***** DATA FOR THIS TASK *****

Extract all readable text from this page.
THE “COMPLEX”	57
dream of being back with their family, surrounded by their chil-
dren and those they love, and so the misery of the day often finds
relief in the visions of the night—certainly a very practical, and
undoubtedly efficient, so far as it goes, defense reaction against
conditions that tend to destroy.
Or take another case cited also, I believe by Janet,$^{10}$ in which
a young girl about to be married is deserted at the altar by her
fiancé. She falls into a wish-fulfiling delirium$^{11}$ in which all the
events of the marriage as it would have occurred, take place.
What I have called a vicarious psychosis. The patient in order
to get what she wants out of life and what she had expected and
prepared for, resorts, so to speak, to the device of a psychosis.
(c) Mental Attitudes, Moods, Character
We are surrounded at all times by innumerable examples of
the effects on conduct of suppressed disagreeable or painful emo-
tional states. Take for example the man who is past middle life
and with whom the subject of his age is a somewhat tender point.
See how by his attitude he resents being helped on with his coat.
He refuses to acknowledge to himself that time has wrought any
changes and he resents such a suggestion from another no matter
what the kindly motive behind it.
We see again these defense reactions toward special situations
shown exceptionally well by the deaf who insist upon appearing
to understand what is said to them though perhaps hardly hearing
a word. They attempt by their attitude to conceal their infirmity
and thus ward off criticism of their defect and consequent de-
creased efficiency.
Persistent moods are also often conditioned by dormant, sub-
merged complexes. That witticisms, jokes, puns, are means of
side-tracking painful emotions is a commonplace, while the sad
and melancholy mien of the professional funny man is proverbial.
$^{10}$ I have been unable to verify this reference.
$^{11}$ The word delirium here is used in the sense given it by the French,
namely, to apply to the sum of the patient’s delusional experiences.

*****
***** DATA FOR THIS TASK *****

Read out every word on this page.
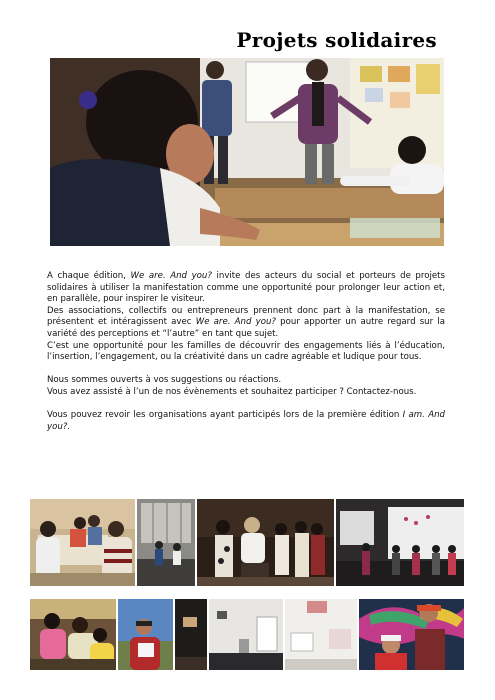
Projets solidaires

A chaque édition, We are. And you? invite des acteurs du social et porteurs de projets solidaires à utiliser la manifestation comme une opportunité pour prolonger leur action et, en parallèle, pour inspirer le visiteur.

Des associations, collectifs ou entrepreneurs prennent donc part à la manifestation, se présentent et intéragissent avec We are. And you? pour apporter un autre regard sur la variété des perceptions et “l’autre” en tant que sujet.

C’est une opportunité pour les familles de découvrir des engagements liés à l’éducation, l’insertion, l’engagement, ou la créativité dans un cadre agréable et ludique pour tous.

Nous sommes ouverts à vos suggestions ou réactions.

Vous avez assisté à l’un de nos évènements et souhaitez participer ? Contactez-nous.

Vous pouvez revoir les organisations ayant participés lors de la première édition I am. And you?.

*****

Return all lines of the material above in which the word "also" occurs.

Or take another case cited also, I believe by Janet,$^{10}$ in which
Persistent moods are also often conditioned by dormant, sub-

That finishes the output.